··· Data shown ···

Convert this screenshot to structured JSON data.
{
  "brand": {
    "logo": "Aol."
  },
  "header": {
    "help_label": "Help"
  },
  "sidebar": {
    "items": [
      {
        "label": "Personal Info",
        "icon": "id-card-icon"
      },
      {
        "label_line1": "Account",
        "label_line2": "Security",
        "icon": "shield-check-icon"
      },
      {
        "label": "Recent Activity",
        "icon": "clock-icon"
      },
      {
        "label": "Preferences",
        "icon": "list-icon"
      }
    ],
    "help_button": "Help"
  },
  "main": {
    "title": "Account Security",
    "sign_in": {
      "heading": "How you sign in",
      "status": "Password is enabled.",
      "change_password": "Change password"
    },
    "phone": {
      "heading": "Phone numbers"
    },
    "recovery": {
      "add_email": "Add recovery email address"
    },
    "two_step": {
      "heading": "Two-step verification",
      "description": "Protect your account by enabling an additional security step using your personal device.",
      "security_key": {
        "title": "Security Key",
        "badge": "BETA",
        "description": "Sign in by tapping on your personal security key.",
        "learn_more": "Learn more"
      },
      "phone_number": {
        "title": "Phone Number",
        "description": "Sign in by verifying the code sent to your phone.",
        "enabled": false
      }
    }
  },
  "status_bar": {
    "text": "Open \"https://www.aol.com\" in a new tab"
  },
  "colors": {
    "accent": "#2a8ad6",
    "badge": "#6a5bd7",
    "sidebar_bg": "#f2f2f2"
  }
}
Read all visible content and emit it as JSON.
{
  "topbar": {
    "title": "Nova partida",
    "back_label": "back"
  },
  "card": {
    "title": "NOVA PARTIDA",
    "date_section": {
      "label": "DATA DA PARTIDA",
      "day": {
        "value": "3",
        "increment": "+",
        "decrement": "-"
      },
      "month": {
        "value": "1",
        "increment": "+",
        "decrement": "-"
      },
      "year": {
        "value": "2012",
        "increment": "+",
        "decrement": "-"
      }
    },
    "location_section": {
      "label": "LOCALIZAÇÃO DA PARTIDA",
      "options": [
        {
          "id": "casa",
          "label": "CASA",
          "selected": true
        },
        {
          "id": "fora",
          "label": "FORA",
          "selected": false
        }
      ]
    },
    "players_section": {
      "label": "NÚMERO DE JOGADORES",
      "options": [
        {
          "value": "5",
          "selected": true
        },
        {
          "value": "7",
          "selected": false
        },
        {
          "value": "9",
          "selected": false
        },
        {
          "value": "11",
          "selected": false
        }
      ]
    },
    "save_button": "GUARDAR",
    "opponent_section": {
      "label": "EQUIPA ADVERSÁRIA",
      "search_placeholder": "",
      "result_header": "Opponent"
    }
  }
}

···

» What to produce
Give back each line above precisely as it stands.

» Exercise solution
Convert this screenshot to structured JSON data.
{
  "brand": {
    "logo": "Aol."
  },
  "header": {
    "help_label": "Help"
  },
  "sidebar": {
    "items": [
      {
        "label": "Personal Info",
        "icon": "id-card-icon"
      },
      {
        "label_line1": "Account",
        "label_line2": "Security",
        "icon": "shield-check-icon"
      },
      {
        "label": "Recent Activity",
        "icon": "clock-icon"
      },
      {
        "label": "Preferences",
        "icon": "list-icon"
      }
    ],
    "help_button": "Help"
  },
  "main": {
    "title": "Account Security",
    "sign_in": {
      "heading": "How you sign in",
      "status": "Password is enabled.",
      "change_password": "Change password"
    },
    "phone": {
      "heading": "Phone numbers"
    },
    "recovery": {
      "add_email": "Add recovery email address"
    },
    "two_step": {
      "heading": "Two-step verification",
      "description": "Protect your account by enabling an additional security step using your personal device.",
      "security_key": {
        "title": "Security Key",
        "badge": "BETA",
        "description": "Sign in by tapping on your personal security key.",
        "learn_more": "Learn more"
      },
      "phone_number": {
        "title": "Phone Number",
        "description": "Sign in by verifying the code sent to your phone.",
        "enabled": false
      }
    }
  },
  "status_bar": {
    "text": "Open \"https://www.aol.com\" in a new tab"
  },
  "colors": {
    "accent": "#2a8ad6",
    "badge": "#6a5bd7",
    "sidebar_bg": "#f2f2f2"
  }
}
Read all visible content and emit it as JSON.
{
  "topbar": {
    "title": "Nova partida",
    "back_label": "back"
  },
  "card": {
    "title": "NOVA PARTIDA",
    "date_section": {
      "label": "DATA DA PARTIDA",
      "day": {
        "value": "3",
        "increment": "+",
        "decrement": "-"
      },
      "month": {
        "value": "1",
        "increment": "+",
        "decrement": "-"
      },
      "year": {
        "value": "2012",
        "increment": "+",
        "decrement": "-"
      }
    },
    "location_section": {
      "label": "LOCALIZAÇÃO DA PARTIDA",
      "options": [
        {
          "id": "casa",
          "label": "CASA",
          "selected": true
        },
        {
          "id": "fora",
          "label": "FORA",
          "selected": false
        }
      ]
    },
    "players_section": {
      "label": "NÚMERO DE JOGADORES",
      "options": [
        {
          "value": "5",
          "selected": true
        },
        {
          "value": "7",
          "selected": false
        },
        {
          "value": "9",
          "selected": false
        },
        {
          "value": "11",
          "selected": false
        }
      ]
    },
    "save_button": "GUARDAR",
    "opponent_section": {
      "label": "EQUIPA ADVERSÁRIA",
      "search_placeholder": "",
      "result_header": "Opponent"
    }
  }
}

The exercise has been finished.